▶ OBJECTIVE: Show every line where "November" occurs.

::: DATA ENTRIES :::

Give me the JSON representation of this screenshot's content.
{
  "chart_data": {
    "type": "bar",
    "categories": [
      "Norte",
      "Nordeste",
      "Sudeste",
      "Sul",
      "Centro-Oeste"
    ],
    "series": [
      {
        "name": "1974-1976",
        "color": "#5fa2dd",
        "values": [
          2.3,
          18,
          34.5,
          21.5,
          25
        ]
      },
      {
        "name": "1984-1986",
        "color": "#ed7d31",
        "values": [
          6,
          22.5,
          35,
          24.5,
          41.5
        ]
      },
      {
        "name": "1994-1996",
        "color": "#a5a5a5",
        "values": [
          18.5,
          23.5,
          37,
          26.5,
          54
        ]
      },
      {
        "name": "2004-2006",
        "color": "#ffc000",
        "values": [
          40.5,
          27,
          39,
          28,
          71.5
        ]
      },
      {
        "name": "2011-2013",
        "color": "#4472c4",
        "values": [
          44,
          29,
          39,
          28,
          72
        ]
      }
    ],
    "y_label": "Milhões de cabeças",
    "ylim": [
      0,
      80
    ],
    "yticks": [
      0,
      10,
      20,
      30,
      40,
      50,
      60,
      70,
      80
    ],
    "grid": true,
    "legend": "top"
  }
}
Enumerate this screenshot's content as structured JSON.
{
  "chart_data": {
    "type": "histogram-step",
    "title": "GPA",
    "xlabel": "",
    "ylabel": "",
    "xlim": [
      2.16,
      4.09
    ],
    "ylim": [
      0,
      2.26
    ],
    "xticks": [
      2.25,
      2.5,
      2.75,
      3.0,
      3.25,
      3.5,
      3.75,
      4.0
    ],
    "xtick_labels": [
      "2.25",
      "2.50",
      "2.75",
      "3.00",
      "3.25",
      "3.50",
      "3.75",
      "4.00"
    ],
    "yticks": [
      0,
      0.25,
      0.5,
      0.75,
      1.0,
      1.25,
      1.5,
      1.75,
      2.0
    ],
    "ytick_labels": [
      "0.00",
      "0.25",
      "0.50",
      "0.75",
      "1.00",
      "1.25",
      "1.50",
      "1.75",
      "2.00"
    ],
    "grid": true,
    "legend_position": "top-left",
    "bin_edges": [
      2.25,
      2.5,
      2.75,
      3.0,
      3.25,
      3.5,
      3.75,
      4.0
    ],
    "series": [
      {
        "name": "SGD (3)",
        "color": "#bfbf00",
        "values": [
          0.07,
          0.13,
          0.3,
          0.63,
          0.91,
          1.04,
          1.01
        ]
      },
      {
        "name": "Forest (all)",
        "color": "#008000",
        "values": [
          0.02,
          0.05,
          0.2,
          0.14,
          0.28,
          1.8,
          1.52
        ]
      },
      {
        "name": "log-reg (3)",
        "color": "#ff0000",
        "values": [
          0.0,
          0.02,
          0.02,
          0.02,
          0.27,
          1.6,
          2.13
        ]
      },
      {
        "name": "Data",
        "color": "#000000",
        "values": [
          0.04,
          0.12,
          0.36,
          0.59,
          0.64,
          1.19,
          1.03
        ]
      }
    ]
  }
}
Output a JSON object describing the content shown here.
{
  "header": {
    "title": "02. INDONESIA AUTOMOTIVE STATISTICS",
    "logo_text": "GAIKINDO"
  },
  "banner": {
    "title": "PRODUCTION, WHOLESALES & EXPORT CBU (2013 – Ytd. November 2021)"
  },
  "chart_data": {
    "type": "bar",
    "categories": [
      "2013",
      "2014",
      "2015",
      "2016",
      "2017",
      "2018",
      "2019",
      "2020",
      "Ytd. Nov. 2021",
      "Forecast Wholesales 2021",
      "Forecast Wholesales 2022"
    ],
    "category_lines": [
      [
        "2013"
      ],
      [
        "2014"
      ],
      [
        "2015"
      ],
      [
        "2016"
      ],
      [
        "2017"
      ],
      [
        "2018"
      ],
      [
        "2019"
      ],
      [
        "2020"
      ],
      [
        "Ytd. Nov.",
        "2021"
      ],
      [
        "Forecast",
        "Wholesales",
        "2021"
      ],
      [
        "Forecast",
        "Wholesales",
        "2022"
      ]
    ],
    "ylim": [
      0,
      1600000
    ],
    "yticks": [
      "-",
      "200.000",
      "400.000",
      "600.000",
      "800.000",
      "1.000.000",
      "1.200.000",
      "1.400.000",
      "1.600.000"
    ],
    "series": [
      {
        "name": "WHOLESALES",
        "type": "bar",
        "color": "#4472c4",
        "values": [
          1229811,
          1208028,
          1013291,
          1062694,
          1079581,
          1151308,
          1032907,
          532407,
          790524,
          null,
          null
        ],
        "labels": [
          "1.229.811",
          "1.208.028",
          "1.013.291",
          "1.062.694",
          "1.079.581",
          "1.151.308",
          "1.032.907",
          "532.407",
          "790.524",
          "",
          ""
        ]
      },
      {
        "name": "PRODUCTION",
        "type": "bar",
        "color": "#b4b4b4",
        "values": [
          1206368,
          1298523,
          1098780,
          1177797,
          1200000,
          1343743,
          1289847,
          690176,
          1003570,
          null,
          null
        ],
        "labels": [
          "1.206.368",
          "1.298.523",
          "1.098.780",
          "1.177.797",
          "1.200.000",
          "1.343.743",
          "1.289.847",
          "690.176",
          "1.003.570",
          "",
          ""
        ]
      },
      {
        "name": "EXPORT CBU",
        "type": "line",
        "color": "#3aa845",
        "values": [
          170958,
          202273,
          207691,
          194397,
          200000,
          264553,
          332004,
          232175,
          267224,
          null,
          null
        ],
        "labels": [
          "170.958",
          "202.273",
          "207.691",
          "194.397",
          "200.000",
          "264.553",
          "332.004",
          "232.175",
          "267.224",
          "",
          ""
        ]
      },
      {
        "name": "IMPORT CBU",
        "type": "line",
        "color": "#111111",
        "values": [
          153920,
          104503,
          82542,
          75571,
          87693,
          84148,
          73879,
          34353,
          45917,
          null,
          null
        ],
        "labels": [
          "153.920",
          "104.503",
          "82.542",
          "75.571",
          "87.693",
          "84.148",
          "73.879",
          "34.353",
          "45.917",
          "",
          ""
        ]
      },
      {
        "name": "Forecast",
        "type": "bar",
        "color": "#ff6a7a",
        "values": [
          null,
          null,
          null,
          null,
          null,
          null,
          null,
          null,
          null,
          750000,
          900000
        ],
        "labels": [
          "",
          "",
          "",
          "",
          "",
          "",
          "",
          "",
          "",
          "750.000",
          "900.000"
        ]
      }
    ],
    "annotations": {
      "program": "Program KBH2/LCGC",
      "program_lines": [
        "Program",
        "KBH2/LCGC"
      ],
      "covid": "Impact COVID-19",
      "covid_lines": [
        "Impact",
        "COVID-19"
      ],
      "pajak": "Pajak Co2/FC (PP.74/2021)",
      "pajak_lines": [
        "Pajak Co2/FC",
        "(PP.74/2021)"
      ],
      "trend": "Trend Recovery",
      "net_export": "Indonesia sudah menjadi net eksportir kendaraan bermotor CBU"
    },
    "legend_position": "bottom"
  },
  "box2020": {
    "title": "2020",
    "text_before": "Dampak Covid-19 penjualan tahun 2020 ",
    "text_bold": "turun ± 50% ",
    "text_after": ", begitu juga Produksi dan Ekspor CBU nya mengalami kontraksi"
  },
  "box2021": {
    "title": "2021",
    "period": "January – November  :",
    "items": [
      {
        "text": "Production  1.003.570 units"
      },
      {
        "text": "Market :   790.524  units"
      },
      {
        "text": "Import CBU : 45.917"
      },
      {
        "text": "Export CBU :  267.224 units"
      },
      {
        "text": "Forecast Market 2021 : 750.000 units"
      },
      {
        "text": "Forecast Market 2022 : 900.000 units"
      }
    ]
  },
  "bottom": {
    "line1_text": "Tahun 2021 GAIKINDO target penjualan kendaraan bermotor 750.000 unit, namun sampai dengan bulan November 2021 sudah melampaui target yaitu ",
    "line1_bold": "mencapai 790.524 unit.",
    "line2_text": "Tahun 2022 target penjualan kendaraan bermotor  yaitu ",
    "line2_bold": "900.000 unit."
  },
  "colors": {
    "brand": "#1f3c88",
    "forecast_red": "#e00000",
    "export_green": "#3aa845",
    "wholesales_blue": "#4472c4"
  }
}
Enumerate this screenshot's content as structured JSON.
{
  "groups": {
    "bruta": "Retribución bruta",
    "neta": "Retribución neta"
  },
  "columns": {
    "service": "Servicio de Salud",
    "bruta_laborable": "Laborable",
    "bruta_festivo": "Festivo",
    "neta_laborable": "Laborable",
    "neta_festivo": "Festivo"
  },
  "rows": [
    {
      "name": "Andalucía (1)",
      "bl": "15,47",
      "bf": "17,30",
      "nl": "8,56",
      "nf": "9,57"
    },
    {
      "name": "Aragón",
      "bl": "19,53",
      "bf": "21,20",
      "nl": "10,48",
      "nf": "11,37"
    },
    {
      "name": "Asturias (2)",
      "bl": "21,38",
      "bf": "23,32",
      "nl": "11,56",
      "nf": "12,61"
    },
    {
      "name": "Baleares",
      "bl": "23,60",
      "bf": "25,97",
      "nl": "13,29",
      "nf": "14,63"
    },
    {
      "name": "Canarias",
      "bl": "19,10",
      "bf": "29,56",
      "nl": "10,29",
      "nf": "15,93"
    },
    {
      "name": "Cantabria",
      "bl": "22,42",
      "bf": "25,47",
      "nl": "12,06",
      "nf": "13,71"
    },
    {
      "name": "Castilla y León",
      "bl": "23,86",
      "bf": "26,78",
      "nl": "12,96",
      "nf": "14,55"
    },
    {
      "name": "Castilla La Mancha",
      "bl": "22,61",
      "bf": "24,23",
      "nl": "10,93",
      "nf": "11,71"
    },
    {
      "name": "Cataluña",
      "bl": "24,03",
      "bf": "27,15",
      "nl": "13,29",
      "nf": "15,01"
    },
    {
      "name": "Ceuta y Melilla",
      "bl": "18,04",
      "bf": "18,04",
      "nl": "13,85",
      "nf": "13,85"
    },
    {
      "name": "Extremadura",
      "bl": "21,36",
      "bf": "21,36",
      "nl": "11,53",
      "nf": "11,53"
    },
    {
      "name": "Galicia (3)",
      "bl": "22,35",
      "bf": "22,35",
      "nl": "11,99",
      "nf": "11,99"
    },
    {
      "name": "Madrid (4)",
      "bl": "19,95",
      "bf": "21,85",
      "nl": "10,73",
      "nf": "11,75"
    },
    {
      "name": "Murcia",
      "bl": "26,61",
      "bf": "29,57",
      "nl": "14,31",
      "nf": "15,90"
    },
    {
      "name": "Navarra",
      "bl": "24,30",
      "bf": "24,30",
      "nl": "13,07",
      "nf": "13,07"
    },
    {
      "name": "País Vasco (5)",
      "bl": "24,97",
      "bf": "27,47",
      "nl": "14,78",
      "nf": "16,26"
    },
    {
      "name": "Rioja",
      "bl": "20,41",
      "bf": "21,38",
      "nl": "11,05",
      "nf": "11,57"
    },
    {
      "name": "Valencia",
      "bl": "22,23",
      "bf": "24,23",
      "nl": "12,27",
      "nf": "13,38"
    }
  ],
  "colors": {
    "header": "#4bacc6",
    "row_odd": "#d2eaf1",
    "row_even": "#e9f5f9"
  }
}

:::

▶ EXERCISE RESPONSE:
    "title": "PRODUCTION, WHOLESALES & EXPORT CBU (2013 – Ytd. November 2021)"
    "period": "January – November  :",
    "line1_text": "Tahun 2021 GAIKINDO target penjualan kendaraan bermotor 750.000 unit, namun sampai dengan bulan November 2021 sudah melampaui target yaitu ",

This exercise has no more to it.